_Work to do_: Extract and list every line that contains the word "JSON".

_Exercise input_:

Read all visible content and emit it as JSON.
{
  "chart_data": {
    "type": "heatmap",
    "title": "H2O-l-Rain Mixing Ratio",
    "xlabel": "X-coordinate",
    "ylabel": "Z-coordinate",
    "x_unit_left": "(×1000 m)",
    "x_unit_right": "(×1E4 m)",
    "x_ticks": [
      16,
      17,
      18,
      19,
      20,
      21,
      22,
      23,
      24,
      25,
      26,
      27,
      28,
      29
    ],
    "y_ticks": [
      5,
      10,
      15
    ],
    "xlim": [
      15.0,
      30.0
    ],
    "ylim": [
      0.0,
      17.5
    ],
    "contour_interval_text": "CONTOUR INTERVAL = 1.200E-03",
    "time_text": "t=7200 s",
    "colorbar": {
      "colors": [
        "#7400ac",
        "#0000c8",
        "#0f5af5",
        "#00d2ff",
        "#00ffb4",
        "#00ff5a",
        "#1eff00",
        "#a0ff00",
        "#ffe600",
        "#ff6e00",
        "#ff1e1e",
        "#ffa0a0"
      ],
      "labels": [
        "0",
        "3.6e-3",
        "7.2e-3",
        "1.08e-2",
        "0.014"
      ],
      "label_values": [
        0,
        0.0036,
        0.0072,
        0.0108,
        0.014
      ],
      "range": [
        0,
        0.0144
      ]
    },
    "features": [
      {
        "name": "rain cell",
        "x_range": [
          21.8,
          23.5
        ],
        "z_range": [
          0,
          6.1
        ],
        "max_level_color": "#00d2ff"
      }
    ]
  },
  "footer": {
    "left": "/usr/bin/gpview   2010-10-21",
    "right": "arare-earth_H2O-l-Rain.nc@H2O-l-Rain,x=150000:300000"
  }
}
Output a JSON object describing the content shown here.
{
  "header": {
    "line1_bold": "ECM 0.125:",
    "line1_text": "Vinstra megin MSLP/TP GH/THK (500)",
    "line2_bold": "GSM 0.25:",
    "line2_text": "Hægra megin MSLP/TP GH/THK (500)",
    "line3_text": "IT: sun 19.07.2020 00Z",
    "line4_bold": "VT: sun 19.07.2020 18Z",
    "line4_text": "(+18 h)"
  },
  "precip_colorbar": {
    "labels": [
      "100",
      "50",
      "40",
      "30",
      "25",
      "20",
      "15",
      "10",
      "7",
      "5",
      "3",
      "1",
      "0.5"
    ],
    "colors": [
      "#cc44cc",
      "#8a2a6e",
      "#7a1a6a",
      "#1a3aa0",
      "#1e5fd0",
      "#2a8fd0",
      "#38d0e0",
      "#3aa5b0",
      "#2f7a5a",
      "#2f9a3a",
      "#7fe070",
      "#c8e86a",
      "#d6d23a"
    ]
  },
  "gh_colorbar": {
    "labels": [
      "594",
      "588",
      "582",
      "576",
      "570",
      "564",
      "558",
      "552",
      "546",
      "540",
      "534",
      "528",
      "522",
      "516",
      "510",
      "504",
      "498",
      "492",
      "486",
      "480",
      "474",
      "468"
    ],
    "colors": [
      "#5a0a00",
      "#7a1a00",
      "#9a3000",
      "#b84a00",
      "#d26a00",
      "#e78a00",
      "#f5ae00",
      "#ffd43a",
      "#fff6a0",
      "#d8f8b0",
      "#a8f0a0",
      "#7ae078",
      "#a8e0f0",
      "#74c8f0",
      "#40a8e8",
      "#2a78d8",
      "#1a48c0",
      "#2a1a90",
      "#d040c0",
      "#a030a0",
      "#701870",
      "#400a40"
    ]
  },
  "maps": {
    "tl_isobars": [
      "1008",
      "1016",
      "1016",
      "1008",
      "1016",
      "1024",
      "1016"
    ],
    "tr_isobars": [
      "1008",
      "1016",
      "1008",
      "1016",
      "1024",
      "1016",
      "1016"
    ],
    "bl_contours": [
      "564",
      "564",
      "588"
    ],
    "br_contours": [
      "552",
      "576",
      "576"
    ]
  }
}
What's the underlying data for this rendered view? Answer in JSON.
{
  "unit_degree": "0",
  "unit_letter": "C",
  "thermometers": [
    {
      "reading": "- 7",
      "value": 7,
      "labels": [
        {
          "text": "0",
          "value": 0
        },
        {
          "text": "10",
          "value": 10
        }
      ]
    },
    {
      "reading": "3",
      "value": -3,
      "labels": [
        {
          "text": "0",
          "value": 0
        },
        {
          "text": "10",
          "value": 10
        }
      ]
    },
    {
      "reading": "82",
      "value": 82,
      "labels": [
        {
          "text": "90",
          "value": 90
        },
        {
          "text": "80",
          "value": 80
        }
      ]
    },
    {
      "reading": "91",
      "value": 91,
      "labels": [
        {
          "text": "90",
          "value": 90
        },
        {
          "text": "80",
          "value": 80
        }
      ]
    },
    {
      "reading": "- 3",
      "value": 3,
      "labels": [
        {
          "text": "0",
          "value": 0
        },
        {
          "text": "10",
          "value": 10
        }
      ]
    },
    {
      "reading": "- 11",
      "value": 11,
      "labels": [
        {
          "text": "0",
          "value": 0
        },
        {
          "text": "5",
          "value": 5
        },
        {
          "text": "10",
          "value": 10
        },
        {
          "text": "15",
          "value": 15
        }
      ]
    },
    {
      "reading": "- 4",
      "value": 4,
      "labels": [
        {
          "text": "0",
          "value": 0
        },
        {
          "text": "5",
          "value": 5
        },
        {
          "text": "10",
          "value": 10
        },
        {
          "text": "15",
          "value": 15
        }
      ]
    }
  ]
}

_Right answer_:
Read all visible content and emit it as JSON.
Output a JSON object describing the content shown here.
What's the underlying data for this rendered view? Answer in JSON.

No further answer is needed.